→ **Task**
In the records below, tally every line containing "жени". Report only the total.

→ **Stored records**
# # # #

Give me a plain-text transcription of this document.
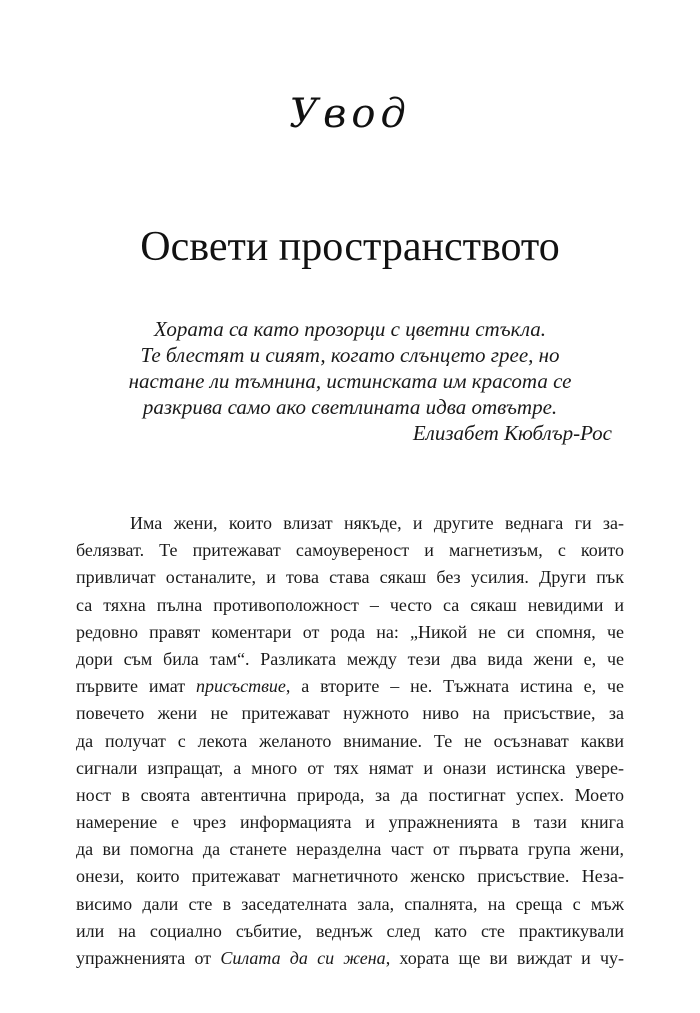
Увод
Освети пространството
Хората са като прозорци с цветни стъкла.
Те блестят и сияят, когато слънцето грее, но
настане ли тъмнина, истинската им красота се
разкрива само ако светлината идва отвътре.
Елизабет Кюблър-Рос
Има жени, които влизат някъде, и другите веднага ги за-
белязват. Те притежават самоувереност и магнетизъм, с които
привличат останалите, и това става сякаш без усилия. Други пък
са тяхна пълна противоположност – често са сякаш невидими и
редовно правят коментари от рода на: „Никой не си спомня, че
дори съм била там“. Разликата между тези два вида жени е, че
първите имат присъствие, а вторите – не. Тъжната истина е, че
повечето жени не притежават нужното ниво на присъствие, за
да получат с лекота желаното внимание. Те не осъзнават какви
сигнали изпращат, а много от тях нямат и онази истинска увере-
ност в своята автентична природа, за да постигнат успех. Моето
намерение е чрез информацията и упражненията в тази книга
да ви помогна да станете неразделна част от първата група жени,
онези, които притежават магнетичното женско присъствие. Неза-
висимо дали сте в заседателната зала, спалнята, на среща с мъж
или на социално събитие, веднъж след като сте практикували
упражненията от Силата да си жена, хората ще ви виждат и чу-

# # # #

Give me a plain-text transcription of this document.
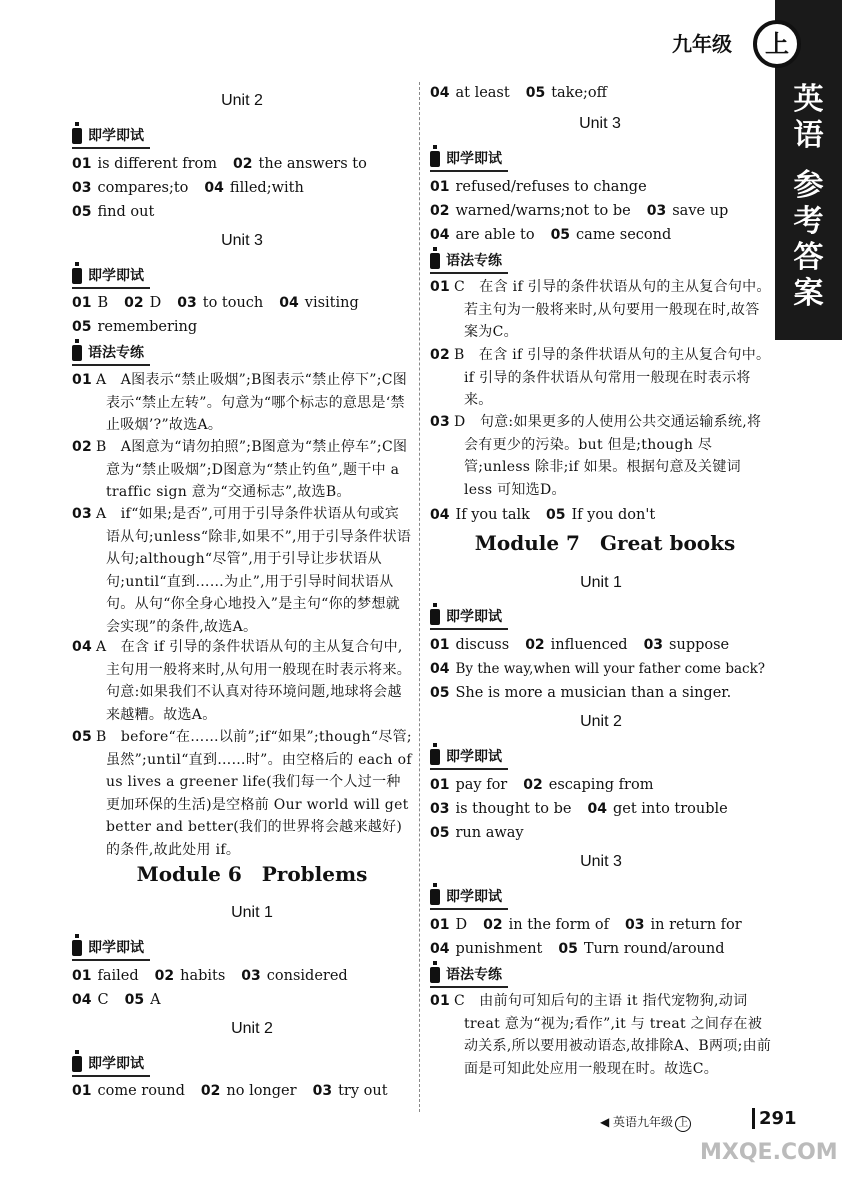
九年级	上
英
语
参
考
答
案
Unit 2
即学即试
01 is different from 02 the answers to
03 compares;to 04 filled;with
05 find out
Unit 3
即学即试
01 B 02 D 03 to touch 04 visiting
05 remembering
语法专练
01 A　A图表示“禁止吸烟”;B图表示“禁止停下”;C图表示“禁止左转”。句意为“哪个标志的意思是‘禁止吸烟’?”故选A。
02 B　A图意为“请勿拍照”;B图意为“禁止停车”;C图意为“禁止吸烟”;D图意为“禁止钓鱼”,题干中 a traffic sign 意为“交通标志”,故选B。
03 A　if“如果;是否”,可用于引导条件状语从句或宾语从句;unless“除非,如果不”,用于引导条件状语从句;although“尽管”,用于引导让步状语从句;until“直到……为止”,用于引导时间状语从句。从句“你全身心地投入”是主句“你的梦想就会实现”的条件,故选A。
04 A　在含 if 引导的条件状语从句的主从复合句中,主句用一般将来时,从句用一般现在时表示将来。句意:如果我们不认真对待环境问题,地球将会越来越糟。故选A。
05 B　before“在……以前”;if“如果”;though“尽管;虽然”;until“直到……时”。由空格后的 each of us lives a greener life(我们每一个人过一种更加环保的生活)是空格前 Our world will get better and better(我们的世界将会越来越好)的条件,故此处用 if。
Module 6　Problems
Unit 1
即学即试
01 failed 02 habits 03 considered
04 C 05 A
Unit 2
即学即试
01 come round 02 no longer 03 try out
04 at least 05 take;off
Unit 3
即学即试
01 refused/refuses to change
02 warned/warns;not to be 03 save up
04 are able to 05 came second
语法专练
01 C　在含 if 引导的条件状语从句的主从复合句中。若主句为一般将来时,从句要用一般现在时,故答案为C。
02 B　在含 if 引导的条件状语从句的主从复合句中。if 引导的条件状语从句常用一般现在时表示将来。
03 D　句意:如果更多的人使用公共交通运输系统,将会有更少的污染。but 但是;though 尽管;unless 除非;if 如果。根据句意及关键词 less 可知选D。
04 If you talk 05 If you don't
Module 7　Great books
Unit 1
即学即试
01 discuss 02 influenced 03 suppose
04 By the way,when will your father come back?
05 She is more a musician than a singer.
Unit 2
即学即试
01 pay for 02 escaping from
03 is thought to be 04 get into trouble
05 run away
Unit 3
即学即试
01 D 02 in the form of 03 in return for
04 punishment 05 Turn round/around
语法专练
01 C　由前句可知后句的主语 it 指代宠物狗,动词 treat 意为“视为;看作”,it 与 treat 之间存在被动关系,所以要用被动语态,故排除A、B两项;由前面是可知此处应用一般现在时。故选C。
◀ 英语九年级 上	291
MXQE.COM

# # # #

→ **Result of the task**
4